[BEGIN Material for this task]

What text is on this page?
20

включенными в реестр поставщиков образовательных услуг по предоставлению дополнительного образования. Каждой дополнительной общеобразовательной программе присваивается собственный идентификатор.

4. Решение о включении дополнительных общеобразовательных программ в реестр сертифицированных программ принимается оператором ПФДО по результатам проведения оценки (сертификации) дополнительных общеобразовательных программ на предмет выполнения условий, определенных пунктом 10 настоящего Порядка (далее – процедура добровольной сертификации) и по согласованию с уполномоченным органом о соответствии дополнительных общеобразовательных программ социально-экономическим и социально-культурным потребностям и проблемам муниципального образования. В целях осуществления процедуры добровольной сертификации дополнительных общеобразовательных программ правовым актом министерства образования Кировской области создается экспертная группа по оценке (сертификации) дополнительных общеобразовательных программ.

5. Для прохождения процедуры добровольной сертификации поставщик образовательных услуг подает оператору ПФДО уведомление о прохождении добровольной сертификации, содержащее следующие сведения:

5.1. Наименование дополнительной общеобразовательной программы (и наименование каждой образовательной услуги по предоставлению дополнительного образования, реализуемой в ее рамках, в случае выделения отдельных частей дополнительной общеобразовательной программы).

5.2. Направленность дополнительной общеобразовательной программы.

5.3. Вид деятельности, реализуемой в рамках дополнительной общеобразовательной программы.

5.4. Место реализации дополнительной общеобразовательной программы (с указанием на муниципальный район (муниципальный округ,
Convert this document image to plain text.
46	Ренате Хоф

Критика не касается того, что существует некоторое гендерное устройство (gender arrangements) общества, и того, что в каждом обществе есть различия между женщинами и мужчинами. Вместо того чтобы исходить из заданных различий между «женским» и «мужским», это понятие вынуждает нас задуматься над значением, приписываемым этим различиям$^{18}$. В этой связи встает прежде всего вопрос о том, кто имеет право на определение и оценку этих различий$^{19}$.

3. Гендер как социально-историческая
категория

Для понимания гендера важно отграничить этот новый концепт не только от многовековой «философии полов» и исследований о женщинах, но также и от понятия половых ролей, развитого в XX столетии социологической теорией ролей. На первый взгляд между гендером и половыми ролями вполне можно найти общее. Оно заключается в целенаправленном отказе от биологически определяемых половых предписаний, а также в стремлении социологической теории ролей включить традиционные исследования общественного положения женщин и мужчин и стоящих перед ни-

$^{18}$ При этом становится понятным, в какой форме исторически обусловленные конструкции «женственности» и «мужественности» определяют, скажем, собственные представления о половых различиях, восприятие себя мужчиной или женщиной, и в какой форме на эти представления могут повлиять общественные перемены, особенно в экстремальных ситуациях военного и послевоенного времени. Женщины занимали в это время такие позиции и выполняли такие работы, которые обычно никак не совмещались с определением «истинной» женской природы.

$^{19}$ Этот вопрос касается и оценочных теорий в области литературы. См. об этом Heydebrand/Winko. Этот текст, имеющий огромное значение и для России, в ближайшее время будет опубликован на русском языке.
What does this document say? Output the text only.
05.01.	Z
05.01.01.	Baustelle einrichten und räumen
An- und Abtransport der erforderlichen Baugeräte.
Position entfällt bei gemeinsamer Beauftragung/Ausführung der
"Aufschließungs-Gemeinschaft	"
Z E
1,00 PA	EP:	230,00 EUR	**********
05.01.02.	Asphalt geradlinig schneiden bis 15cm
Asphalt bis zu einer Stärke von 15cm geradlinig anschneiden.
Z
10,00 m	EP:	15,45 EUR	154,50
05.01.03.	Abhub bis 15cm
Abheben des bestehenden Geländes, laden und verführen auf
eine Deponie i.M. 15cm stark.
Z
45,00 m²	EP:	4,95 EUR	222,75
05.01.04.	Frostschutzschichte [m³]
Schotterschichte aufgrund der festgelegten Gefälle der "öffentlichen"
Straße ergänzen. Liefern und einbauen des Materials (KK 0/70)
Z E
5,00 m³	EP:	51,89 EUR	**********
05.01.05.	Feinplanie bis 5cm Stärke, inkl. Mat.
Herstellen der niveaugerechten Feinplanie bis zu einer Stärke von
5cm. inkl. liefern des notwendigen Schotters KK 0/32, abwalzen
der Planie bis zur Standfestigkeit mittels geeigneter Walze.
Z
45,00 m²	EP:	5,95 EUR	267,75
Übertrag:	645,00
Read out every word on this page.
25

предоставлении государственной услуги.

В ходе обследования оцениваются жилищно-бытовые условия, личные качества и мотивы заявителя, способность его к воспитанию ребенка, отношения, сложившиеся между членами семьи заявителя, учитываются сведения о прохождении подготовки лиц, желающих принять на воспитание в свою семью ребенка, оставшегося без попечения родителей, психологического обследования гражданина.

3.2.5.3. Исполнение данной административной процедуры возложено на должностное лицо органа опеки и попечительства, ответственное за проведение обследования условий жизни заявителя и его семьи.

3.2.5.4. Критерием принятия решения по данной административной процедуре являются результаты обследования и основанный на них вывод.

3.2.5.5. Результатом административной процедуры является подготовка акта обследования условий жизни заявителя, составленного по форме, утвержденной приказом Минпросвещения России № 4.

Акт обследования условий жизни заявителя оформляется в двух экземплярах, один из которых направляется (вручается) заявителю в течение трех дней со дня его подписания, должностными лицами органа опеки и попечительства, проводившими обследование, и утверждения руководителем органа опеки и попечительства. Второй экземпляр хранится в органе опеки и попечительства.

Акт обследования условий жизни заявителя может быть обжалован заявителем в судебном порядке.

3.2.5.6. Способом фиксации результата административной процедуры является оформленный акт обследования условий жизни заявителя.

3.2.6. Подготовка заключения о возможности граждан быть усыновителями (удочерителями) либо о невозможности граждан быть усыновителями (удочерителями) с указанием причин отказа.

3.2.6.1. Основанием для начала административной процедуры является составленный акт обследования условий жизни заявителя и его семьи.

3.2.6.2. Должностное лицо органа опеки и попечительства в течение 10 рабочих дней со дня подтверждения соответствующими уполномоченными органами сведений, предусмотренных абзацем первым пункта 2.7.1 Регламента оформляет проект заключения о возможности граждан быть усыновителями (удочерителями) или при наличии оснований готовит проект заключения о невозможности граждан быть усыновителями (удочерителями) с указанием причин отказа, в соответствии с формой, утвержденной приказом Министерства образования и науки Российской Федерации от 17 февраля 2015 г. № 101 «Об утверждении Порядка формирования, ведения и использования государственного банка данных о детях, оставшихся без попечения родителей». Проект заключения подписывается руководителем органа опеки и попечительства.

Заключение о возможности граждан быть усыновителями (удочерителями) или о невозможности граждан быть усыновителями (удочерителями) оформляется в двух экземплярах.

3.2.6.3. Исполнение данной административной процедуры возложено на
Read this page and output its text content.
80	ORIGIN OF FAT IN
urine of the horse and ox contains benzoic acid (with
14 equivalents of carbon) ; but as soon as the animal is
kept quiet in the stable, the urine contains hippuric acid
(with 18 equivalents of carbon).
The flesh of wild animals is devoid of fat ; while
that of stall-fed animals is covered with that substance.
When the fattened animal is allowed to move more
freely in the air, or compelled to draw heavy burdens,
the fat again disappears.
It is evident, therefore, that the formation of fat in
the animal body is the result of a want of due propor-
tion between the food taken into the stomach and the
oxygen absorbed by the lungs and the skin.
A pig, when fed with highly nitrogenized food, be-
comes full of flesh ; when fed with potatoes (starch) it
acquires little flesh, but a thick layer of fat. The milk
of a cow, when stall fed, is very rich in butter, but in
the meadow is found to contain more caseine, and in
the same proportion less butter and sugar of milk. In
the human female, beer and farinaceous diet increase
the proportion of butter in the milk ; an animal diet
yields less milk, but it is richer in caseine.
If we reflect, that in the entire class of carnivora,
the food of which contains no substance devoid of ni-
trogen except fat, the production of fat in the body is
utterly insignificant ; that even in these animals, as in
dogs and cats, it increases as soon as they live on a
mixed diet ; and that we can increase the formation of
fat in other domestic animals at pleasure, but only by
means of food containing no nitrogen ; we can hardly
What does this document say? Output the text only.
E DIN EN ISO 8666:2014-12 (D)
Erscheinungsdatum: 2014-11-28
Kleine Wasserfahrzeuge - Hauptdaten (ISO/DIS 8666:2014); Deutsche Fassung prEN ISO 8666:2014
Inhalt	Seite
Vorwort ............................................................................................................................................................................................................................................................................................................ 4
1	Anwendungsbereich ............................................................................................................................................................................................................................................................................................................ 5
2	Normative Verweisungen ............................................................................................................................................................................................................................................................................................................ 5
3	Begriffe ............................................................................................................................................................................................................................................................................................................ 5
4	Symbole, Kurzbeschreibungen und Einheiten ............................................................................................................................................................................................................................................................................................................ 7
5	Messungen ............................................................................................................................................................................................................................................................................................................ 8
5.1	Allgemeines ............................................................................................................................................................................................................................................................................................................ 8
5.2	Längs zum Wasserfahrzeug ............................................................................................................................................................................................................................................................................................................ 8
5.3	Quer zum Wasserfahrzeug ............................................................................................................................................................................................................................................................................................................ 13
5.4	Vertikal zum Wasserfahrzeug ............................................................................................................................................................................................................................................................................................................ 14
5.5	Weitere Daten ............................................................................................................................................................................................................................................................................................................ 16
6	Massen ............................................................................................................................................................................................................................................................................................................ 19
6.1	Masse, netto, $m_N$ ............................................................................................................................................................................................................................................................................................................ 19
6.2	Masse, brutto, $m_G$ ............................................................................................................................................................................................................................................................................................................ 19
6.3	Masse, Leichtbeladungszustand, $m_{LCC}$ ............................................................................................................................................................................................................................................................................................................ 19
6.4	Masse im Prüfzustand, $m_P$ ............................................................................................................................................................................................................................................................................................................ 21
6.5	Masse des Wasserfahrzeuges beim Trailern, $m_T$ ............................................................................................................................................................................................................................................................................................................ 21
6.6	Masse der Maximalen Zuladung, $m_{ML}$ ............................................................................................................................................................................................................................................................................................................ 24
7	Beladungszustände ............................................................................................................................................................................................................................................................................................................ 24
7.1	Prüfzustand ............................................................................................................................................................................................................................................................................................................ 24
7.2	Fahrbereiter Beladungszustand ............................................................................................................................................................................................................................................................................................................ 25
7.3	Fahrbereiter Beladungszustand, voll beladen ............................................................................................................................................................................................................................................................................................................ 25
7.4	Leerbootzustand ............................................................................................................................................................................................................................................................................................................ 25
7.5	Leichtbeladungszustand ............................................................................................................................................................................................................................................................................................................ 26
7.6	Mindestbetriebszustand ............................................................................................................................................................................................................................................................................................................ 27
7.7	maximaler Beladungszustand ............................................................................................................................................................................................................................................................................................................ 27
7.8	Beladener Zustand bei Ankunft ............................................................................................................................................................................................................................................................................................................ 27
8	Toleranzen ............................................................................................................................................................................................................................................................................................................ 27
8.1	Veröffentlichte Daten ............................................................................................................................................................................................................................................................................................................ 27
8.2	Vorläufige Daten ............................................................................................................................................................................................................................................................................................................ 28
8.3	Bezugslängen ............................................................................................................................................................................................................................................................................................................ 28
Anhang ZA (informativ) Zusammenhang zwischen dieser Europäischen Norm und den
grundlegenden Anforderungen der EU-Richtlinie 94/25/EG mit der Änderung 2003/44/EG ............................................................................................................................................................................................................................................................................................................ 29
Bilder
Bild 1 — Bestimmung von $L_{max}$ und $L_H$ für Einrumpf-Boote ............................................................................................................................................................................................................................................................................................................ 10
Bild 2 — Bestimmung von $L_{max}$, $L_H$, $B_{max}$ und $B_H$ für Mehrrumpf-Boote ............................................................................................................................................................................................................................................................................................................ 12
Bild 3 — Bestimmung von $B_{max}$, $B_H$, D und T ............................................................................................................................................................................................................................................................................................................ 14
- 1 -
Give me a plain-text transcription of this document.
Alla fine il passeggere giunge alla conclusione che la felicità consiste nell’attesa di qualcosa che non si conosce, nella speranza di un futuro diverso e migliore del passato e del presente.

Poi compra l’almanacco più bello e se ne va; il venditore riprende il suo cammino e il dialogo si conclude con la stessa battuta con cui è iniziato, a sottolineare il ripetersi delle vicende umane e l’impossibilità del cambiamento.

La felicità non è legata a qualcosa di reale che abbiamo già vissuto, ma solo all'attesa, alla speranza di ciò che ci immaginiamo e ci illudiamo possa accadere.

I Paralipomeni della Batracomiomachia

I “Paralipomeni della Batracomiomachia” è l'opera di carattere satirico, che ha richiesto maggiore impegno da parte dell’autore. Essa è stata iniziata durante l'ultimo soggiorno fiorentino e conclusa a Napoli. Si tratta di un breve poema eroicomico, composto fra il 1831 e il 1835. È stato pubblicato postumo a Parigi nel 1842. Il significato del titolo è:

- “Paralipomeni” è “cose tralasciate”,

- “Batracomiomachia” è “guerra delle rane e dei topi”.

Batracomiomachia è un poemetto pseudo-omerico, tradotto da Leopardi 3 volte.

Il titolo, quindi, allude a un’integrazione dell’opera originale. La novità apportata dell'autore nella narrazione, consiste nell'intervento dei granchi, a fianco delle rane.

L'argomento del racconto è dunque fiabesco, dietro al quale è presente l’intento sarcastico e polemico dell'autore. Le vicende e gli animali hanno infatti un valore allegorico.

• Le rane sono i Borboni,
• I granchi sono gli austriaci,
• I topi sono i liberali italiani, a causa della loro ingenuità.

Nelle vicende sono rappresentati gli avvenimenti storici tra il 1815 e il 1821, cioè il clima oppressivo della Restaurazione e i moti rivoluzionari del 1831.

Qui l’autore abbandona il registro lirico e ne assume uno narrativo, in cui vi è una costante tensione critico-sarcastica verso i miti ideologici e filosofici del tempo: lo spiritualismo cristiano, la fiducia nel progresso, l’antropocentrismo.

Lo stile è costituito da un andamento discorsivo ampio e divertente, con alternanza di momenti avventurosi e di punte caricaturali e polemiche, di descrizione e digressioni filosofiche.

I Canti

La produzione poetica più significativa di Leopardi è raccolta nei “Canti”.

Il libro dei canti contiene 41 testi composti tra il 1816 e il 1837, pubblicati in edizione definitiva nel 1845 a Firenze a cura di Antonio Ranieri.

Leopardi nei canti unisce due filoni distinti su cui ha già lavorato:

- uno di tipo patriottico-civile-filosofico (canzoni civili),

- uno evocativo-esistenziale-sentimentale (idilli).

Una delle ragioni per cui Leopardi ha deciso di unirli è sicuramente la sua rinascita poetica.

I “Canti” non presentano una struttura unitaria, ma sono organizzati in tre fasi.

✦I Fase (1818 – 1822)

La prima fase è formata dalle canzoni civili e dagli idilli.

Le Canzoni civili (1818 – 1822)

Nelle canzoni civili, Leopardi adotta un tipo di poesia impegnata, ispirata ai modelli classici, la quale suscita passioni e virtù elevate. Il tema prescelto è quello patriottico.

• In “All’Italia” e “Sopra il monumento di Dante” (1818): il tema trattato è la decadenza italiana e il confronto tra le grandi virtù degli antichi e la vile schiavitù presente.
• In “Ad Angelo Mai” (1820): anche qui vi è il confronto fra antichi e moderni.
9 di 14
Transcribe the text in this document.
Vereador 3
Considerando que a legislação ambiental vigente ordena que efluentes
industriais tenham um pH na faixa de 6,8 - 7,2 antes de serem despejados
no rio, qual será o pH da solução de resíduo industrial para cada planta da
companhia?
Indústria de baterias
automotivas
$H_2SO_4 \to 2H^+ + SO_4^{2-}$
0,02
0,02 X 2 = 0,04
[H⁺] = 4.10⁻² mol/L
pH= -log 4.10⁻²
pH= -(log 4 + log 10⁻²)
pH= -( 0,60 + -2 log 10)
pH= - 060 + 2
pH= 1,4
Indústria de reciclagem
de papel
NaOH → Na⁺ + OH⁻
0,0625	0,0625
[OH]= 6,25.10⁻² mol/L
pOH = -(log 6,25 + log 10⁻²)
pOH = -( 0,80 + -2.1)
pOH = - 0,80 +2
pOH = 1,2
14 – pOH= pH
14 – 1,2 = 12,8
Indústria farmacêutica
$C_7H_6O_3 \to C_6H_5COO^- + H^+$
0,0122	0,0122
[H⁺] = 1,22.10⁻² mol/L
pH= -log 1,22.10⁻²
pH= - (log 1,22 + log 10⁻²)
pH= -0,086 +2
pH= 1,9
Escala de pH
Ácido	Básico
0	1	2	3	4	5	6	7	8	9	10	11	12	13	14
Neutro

[END Material for this task]

> _Exercise brief_
In the records above, locate every line with the string "antichi" and copy it.

> _Answer to the problem_
• In “All’Italia” e “Sopra il monumento di Dante” (1818): il tema trattato è la decadenza italiana e il confronto tra le grandi virtù degli antichi e la vile schiavitù presente.
• In “Ad Angelo Mai” (1820): anche qui vi è il confronto fra antichi e moderni.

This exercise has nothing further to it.